---------- Material provided ----------

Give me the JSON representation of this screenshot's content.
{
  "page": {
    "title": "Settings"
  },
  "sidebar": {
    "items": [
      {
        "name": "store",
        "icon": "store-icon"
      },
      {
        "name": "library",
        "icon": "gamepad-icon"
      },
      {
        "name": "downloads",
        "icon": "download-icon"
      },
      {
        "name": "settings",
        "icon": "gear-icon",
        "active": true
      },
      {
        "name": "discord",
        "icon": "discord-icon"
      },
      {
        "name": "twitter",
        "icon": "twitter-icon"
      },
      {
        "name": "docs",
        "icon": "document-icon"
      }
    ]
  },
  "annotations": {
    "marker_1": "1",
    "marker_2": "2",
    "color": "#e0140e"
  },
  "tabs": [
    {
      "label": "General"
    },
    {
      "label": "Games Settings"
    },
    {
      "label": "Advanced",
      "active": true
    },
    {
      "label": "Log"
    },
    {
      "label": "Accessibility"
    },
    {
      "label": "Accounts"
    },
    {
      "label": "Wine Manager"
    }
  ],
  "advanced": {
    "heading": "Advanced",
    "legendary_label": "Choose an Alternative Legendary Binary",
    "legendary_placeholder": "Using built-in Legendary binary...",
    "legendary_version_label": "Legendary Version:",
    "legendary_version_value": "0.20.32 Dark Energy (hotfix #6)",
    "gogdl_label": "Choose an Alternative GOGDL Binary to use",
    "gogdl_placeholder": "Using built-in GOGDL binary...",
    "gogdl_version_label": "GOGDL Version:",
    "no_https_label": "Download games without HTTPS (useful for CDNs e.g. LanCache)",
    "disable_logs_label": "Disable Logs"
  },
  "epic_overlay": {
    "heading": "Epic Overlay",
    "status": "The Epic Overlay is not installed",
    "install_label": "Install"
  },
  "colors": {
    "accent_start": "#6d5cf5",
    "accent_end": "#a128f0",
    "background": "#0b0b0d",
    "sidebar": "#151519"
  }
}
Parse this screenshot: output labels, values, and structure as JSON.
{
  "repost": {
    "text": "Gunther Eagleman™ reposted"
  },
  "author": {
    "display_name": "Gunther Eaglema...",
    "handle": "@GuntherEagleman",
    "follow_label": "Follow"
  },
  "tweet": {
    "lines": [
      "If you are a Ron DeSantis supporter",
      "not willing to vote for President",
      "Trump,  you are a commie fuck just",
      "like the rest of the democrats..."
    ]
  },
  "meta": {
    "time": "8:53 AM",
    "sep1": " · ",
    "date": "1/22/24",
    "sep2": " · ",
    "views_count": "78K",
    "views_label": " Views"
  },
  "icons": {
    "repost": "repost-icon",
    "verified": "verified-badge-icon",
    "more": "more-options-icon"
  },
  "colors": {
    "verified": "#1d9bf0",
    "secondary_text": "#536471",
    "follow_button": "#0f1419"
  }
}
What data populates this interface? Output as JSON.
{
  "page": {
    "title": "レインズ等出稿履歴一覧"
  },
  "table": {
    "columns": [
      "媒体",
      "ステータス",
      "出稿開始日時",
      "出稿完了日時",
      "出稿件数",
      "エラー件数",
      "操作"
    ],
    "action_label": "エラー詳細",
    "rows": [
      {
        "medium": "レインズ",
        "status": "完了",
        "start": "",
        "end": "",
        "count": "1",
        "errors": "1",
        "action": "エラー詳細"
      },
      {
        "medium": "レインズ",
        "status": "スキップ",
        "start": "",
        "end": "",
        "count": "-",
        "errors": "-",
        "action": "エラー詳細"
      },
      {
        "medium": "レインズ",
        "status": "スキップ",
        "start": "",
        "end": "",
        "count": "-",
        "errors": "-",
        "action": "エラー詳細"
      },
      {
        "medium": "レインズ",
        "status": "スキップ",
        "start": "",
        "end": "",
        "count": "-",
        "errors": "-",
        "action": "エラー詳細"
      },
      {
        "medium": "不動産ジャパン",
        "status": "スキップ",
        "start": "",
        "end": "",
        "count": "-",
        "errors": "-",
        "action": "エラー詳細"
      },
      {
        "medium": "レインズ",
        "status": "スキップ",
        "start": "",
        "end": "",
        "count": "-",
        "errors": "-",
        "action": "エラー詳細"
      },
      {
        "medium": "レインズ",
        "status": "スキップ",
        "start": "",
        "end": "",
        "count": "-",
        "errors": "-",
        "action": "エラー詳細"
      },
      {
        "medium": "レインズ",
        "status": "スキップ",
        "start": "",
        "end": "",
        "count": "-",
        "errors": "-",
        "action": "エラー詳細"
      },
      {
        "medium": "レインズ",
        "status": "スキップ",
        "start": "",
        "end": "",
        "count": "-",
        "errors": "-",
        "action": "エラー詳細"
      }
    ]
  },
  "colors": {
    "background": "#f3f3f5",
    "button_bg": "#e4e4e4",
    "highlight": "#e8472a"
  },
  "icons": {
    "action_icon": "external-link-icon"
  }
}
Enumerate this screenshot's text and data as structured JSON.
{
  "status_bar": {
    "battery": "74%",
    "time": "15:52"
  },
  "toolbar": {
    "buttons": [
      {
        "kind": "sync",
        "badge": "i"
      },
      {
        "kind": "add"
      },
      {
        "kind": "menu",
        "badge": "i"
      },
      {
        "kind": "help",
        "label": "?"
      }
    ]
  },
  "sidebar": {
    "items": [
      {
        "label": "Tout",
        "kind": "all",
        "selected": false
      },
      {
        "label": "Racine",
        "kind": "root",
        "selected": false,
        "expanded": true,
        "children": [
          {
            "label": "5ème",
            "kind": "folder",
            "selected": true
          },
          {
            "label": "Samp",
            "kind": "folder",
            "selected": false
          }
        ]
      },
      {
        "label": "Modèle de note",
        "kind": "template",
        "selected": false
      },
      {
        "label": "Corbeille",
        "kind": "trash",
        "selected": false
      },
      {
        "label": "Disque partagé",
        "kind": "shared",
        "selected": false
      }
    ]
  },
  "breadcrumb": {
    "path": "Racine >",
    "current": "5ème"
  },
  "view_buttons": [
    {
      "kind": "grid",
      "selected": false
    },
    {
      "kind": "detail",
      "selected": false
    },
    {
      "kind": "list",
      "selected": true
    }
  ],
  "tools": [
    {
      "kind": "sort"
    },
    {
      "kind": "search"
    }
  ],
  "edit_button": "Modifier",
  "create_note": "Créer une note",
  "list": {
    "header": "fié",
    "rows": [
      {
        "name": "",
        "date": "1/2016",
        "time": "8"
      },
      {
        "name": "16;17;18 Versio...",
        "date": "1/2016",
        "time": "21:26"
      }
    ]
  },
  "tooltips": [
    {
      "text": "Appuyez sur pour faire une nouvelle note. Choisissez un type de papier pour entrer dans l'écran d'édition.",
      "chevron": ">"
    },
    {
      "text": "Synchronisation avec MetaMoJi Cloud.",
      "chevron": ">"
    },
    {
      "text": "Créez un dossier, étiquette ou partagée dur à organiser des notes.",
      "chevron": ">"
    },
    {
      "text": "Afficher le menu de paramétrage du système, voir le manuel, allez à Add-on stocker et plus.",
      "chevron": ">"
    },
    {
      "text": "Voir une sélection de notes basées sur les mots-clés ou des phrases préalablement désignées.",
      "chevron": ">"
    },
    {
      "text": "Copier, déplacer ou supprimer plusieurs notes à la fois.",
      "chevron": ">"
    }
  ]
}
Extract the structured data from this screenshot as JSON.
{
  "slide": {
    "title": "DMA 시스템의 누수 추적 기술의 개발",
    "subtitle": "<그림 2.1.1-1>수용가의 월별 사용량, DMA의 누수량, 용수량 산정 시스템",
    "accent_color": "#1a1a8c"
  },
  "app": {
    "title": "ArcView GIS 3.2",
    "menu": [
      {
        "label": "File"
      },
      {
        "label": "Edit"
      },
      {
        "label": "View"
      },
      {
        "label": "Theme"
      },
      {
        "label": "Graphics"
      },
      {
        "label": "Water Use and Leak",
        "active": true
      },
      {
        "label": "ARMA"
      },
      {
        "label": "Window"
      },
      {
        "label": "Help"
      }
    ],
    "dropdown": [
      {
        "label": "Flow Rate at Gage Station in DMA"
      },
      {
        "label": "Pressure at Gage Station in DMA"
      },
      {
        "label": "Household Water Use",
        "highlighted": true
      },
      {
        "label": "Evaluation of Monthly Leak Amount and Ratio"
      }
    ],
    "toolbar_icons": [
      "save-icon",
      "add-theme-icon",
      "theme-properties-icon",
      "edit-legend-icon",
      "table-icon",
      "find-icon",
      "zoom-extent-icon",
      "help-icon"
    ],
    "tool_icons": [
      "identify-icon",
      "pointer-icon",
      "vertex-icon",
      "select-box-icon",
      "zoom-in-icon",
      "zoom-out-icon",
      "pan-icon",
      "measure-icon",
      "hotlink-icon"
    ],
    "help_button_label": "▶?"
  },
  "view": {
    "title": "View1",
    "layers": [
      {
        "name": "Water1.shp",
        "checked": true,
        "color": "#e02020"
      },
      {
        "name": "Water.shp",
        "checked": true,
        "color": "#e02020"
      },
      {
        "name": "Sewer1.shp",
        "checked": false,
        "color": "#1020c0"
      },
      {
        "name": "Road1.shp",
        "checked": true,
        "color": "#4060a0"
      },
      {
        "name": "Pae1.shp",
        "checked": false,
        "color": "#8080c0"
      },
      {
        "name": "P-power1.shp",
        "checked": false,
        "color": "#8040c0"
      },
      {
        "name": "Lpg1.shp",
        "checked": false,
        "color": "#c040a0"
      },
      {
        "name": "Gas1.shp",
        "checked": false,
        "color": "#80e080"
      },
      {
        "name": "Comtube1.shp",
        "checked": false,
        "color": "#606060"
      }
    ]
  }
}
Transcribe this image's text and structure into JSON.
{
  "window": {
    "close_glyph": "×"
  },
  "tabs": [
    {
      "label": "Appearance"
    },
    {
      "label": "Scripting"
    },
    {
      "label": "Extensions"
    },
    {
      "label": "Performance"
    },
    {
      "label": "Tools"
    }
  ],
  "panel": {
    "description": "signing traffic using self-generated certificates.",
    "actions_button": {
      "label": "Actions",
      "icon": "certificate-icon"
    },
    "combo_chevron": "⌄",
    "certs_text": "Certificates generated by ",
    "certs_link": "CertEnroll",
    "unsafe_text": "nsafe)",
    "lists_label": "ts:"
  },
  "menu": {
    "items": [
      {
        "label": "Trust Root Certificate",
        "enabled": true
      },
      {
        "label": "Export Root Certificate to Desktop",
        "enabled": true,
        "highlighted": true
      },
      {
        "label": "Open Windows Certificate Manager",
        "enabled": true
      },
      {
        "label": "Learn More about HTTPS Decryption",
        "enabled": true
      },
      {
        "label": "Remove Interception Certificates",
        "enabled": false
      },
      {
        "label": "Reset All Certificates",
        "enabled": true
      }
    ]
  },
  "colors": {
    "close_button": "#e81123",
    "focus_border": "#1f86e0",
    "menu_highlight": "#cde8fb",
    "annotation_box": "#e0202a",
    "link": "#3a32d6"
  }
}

----------

Write out every line from the entries where "verified" appears.

    "verified": "verified-badge-icon",
    "verified": "#1d9bf0",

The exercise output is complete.